→ **Exercise objective**: Copy out the material below in full, but not its images.

→ **Provided entries**:
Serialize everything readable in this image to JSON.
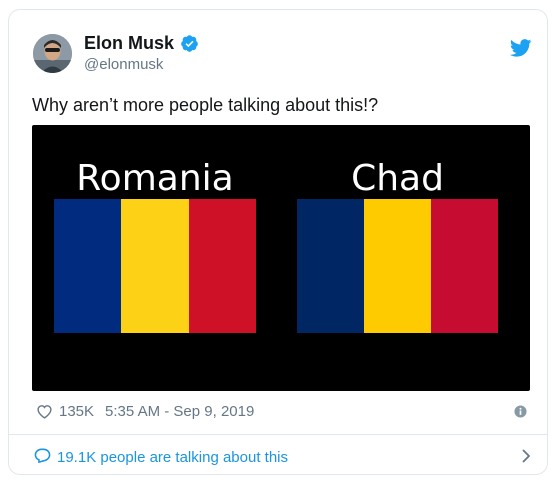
{
  "tweet": {
    "author_name": "Elon Musk",
    "author_handle": "@elonmusk",
    "text": "Why aren’t more people talking about this!?",
    "likes": "135K",
    "timestamp": "5:35 AM - Sep 9, 2019",
    "conversation_link": "19.1K people are talking about this"
  },
  "media": {
    "flags": [
      {
        "name": "Romania",
        "stripes": [
          "#002B7F",
          "#FCD116",
          "#CE1126"
        ]
      },
      {
        "name": "Chad",
        "stripes": [
          "#002664",
          "#FECB00",
          "#C60C30"
        ]
      }
    ],
    "background": "#000000"
  },
  "colors": {
    "accent": "#1da1f2",
    "link": "#1b95e0",
    "secondary_text": "#657786",
    "border": "#e1e8ed"
  },
  "icons": {
    "verified": "verified-badge-icon",
    "brand": "twitter-bird-icon",
    "like": "heart-icon",
    "info": "info-icon",
    "conversation": "speech-bubble-icon",
    "chevron": "chevron-right-icon"
  }
}
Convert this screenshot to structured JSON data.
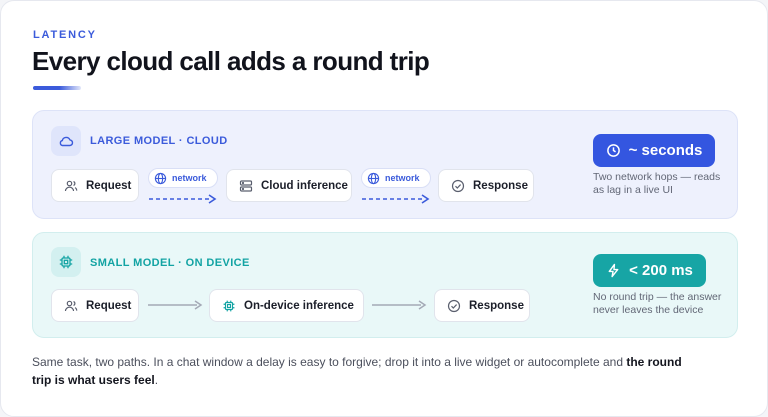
{
  "eyebrow": "LATENCY",
  "title": "Every cloud call adds a round trip",
  "cloud": {
    "label": "LARGE MODEL · CLOUD",
    "icon": "cloud-icon",
    "steps": [
      "Request",
      "Cloud inference",
      "Response"
    ],
    "hops": [
      "network",
      "network"
    ],
    "result": "~ seconds",
    "result_icon": "clock-icon",
    "note": [
      "Two network hops — reads",
      "as lag in a live UI"
    ],
    "color": "#3456e0"
  },
  "device": {
    "label": "SMALL MODEL · ON DEVICE",
    "icon": "chip-icon",
    "steps": [
      "Request",
      "On-device inference",
      "Response"
    ],
    "result": "< 200 ms",
    "result_icon": "lightning-icon",
    "note": [
      "No round trip — the answer",
      "never leaves the device"
    ],
    "color": "#17a5a5"
  },
  "footer": {
    "text": "Same task, two paths. In a chat window a delay is easy to forgive; drop it into a live widget or autocomplete and ",
    "emphasis": "the round trip is what users feel",
    "end": "."
  }
}
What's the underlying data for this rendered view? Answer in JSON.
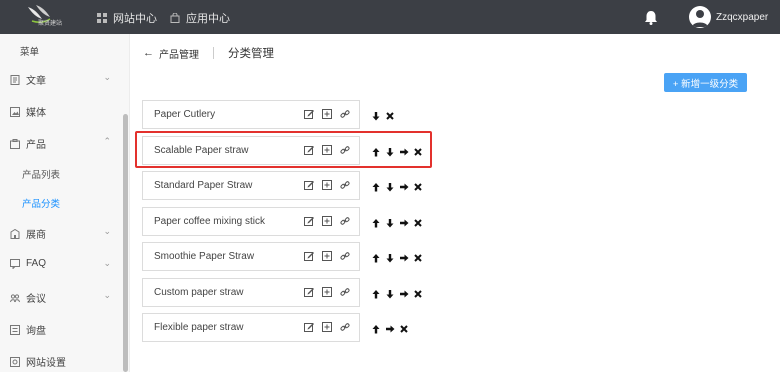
{
  "header": {
    "logo_text": "聚贤建站",
    "nav": [
      {
        "label": "网站中心",
        "icon": "grid-icon"
      },
      {
        "label": "应用中心",
        "icon": "bag-icon"
      }
    ],
    "username": "Zzqcxpaper"
  },
  "sidebar": {
    "menu_title": "菜单",
    "items": [
      {
        "label": "文章",
        "icon": "doc-icon",
        "has_chevron": true
      },
      {
        "label": "媒体",
        "icon": "image-icon",
        "has_chevron": false
      },
      {
        "label": "产品",
        "icon": "box-icon",
        "has_chevron": true,
        "expanded": true
      },
      {
        "label": "展商",
        "icon": "building-icon",
        "has_chevron": true
      },
      {
        "label": "FAQ",
        "icon": "faq-icon",
        "has_chevron": true
      },
      {
        "label": "会议",
        "icon": "meeting-icon",
        "has_chevron": true
      },
      {
        "label": "询盘",
        "icon": "inquiry-icon",
        "has_chevron": false
      },
      {
        "label": "网站设置",
        "icon": "settings-icon",
        "has_chevron": false
      }
    ],
    "sub_items": [
      {
        "label": "产品列表",
        "active": false
      },
      {
        "label": "产品分类",
        "active": true
      }
    ]
  },
  "main": {
    "breadcrumb": "产品管理",
    "title": "分类管理",
    "add_button": "+ 新增一级分类",
    "categories": [
      {
        "name": "Paper Cutlery",
        "actions": [
          "down",
          "delete"
        ]
      },
      {
        "name": "Scalable Paper straw",
        "actions": [
          "up",
          "down",
          "right",
          "delete"
        ],
        "highlighted": true
      },
      {
        "name": "Standard Paper Straw",
        "actions": [
          "up",
          "down",
          "right",
          "delete"
        ]
      },
      {
        "name": "Paper coffee mixing stick",
        "actions": [
          "up",
          "down",
          "right",
          "delete"
        ]
      },
      {
        "name": "Smoothie Paper Straw",
        "actions": [
          "up",
          "down",
          "right",
          "delete"
        ]
      },
      {
        "name": "Custom paper straw",
        "actions": [
          "up",
          "down",
          "right",
          "delete"
        ]
      },
      {
        "name": "Flexible paper straw",
        "actions": [
          "up",
          "right",
          "delete"
        ]
      }
    ],
    "row_icons": [
      "edit-icon",
      "add-sub-icon",
      "link-icon"
    ]
  },
  "colors": {
    "topbar": "#3c3f45",
    "accent": "#1890ff",
    "button": "#4aa3f5",
    "highlight": "#e3312d"
  }
}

→ **In response**:
Serialize everything readable in this image to JSON.
{
  "tweet": {
    "author_name": "Elon Musk",
    "author_handle": "@elonmusk",
    "text": "Why aren’t more people talking about this!?",
    "likes": "135K",
    "timestamp": "5:35 AM - Sep 9, 2019",
    "conversation_link": "19.1K people are talking about this"
  },
  "media": {
    "flags": [
      {
        "name": "Romania",
        "stripes": [
          "#002B7F",
          "#FCD116",
          "#CE1126"
        ]
      },
      {
        "name": "Chad",
        "stripes": [
          "#002664",
          "#FECB00",
          "#C60C30"
        ]
      }
    ],
    "background": "#000000"
  },
  "colors": {
    "accent": "#1da1f2",
    "link": "#1b95e0",
    "secondary_text": "#657786",
    "border": "#e1e8ed"
  },
  "icons": {
    "verified": "verified-badge-icon",
    "brand": "twitter-bird-icon",
    "like": "heart-icon",
    "info": "info-icon",
    "conversation": "speech-bubble-icon",
    "chevron": "chevron-right-icon"
  }
}
Convert this screenshot to structured JSON data.
{
  "eyebrow": "LATENCY",
  "title": "Every cloud call adds a round trip",
  "cloud": {
    "label": "LARGE MODEL · CLOUD",
    "icon": "cloud-icon",
    "steps": [
      "Request",
      "Cloud inference",
      "Response"
    ],
    "hops": [
      "network",
      "network"
    ],
    "result": "~ seconds",
    "result_icon": "clock-icon",
    "note": [
      "Two network hops — reads",
      "as lag in a live UI"
    ],
    "color": "#3456e0"
  },
  "device": {
    "label": "SMALL MODEL · ON DEVICE",
    "icon": "chip-icon",
    "steps": [
      "Request",
      "On-device inference",
      "Response"
    ],
    "result": "< 200 ms",
    "result_icon": "lightning-icon",
    "note": [
      "No round trip — the answer",
      "never leaves the device"
    ],
    "color": "#17a5a5"
  },
  "footer": {
    "text": "Same task, two paths. In a chat window a delay is easy to forgive; drop it into a live widget or autocomplete and ",
    "emphasis": "the round trip is what users feel",
    "end": "."
  }
}
What's the underlying data for this rendered view? Answer in JSON.
{
  "header": {
    "logo_text": "聚贤建站",
    "nav": [
      {
        "label": "网站中心",
        "icon": "grid-icon"
      },
      {
        "label": "应用中心",
        "icon": "bag-icon"
      }
    ],
    "username": "Zzqcxpaper"
  },
  "sidebar": {
    "menu_title": "菜单",
    "items": [
      {
        "label": "文章",
        "icon": "doc-icon",
        "has_chevron": true
      },
      {
        "label": "媒体",
        "icon": "image-icon",
        "has_chevron": false
      },
      {
        "label": "产品",
        "icon": "box-icon",
        "has_chevron": true,
        "expanded": true
      },
      {
        "label": "展商",
        "icon": "building-icon",
        "has_chevron": true
      },
      {
        "label": "FAQ",
        "icon": "faq-icon",
        "has_chevron": true
      },
      {
        "label": "会议",
        "icon": "meeting-icon",
        "has_chevron": true
      },
      {
        "label": "询盘",
        "icon": "inquiry-icon",
        "has_chevron": false
      },
      {
        "label": "网站设置",
        "icon": "settings-icon",
        "has_chevron": false
      }
    ],
    "sub_items": [
      {
        "label": "产品列表",
        "active": false
      },
      {
        "label": "产品分类",
        "active": true
      }
    ]
  },
  "main": {
    "breadcrumb": "产品管理",
    "title": "分类管理",
    "add_button": "+ 新增一级分类",
    "categories": [
      {
        "name": "Paper Cutlery",
        "actions": [
          "down",
          "delete"
        ]
      },
      {
        "name": "Scalable Paper straw",
        "actions": [
          "up",
          "down",
          "right",
          "delete"
        ],
        "highlighted": true
      },
      {
        "name": "Standard Paper Straw",
        "actions": [
          "up",
          "down",
          "right",
          "delete"
        ]
      },
      {
        "name": "Paper coffee mixing stick",
        "actions": [
          "up",
          "down",
          "right",
          "delete"
        ]
      },
      {
        "name": "Smoothie Paper Straw",
        "actions": [
          "up",
          "down",
          "right",
          "delete"
        ]
      },
      {
        "name": "Custom paper straw",
        "actions": [
          "up",
          "down",
          "right",
          "delete"
        ]
      },
      {
        "name": "Flexible paper straw",
        "actions": [
          "up",
          "right",
          "delete"
        ]
      }
    ],
    "row_icons": [
      "edit-icon",
      "add-sub-icon",
      "link-icon"
    ]
  },
  "colors": {
    "topbar": "#3c3f45",
    "accent": "#1890ff",
    "button": "#4aa3f5",
    "highlight": "#e3312d"
  }
}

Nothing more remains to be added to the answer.